TASK DIRECTIONS - Which lines hold the word "overall"? Copy each one.

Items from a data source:
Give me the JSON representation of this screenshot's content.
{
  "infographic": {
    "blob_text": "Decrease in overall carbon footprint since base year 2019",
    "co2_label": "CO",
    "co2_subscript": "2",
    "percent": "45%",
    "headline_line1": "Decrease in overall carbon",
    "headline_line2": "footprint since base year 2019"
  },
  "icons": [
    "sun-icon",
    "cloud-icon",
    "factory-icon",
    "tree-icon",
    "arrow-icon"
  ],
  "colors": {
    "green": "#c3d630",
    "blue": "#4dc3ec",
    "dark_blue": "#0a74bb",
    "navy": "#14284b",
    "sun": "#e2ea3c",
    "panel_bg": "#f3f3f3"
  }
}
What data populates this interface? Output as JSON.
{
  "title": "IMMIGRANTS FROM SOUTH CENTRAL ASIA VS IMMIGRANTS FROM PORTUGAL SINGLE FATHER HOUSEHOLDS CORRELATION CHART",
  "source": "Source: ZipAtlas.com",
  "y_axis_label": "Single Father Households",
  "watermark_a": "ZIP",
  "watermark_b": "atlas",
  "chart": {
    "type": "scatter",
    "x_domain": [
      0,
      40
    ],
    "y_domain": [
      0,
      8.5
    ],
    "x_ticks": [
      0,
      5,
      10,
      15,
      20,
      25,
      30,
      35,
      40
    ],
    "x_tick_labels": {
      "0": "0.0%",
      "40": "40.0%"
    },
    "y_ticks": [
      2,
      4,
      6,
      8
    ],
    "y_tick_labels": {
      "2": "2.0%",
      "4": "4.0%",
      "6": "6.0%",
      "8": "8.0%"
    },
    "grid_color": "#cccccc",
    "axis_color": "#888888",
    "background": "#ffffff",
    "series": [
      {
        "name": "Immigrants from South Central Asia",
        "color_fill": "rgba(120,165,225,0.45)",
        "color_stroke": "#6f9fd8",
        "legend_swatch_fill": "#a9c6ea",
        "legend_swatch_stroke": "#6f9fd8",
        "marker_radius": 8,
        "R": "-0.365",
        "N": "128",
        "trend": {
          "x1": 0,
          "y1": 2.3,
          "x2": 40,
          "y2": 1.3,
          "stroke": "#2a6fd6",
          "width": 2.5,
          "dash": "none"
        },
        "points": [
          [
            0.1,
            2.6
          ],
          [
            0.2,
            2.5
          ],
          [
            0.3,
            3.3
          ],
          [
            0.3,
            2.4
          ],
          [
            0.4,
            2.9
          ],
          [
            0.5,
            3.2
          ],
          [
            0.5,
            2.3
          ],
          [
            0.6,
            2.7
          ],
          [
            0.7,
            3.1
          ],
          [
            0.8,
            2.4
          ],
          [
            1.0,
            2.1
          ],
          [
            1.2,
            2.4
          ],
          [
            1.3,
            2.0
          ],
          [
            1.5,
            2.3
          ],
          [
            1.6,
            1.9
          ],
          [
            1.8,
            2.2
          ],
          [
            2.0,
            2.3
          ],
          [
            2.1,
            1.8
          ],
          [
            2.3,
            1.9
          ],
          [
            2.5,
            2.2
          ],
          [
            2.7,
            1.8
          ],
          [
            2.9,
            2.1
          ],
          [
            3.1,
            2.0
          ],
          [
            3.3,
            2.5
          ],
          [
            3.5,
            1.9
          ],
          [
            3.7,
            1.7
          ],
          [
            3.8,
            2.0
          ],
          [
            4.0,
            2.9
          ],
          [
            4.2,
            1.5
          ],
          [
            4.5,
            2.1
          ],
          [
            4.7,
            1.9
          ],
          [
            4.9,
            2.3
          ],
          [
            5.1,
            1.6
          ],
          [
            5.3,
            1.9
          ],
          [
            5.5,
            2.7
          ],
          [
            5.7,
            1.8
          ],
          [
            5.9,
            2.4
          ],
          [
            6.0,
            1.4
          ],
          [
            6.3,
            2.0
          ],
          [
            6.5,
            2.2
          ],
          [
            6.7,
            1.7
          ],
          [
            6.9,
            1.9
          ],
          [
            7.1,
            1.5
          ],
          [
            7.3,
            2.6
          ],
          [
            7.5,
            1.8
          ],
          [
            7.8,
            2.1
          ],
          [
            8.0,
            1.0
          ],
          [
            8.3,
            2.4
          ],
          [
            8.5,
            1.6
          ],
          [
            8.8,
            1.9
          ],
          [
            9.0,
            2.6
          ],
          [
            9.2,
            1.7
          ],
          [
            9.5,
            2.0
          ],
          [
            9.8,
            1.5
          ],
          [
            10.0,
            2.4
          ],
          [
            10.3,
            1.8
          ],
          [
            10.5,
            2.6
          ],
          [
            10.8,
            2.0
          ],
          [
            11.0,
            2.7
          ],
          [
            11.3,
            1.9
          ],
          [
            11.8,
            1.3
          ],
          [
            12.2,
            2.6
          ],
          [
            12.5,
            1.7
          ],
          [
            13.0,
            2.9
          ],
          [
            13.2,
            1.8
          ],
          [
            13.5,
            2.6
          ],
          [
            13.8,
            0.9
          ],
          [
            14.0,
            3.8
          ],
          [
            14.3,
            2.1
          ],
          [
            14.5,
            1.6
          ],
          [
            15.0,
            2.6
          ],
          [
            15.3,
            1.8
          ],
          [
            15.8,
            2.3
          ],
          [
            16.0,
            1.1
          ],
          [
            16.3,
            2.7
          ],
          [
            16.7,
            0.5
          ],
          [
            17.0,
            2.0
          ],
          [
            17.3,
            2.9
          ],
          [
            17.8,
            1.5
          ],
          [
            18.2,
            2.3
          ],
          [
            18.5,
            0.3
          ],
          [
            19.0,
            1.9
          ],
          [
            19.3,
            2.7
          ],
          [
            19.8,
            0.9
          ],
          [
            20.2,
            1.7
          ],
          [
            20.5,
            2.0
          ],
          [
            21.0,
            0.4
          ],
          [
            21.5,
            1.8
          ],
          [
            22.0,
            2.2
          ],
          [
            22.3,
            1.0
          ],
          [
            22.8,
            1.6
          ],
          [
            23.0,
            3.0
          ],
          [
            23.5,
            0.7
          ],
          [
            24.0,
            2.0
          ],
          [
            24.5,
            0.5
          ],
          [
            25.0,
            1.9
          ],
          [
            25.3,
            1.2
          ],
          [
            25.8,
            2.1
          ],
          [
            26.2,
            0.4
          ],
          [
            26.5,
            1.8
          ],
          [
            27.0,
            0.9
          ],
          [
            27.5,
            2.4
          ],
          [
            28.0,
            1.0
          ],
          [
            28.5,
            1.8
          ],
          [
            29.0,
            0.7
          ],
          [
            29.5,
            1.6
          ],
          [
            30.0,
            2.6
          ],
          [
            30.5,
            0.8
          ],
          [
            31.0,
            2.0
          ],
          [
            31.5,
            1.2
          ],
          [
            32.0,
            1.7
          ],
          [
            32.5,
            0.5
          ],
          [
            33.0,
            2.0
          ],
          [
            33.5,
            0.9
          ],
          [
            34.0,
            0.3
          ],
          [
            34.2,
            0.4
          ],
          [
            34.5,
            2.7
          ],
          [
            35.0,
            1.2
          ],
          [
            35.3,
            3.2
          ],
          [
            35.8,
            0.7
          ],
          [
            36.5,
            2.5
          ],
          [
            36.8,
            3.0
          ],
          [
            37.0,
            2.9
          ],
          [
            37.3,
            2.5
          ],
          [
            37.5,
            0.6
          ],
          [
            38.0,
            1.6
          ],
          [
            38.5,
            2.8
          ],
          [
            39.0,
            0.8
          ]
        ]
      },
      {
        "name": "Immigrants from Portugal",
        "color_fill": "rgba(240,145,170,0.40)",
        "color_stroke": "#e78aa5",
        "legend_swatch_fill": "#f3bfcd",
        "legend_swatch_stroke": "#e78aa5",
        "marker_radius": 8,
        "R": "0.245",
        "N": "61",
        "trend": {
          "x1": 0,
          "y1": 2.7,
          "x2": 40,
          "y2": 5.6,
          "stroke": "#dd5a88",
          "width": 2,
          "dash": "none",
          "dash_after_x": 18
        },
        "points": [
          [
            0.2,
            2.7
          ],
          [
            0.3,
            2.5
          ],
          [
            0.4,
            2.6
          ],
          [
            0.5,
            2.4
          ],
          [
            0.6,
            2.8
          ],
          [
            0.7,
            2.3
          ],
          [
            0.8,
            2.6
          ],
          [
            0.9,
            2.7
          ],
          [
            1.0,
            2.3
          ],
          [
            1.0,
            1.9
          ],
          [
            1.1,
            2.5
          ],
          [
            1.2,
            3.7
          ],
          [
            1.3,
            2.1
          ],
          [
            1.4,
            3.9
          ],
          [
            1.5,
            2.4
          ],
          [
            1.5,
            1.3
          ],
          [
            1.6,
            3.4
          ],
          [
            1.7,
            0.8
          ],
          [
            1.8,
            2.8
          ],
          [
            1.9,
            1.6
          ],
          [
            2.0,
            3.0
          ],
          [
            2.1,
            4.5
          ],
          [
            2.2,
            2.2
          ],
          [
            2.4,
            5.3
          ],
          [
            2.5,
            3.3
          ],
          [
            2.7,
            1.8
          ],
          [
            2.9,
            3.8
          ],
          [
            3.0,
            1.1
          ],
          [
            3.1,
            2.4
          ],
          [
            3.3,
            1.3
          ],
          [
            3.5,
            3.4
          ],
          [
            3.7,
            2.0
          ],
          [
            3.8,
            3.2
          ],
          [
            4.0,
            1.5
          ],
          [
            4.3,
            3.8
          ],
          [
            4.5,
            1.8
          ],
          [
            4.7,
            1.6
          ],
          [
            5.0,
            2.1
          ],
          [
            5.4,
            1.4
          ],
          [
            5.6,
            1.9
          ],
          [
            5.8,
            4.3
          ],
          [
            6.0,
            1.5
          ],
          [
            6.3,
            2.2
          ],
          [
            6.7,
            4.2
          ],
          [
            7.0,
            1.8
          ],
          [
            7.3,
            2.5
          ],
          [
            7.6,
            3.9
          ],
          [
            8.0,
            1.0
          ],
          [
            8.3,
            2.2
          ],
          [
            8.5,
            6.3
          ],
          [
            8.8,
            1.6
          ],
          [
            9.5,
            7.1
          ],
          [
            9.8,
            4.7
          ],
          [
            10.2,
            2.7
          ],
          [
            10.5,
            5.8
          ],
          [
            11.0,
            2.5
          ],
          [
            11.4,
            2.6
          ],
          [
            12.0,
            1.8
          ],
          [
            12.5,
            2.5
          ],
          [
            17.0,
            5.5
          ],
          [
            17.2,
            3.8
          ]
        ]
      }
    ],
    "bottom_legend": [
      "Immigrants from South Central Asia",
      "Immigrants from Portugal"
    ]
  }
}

EXERCISE ANSWER -
    "blob_text": "Decrease in overall carbon footprint since base year 2019",
    "headline_line1": "Decrease in overall carbon",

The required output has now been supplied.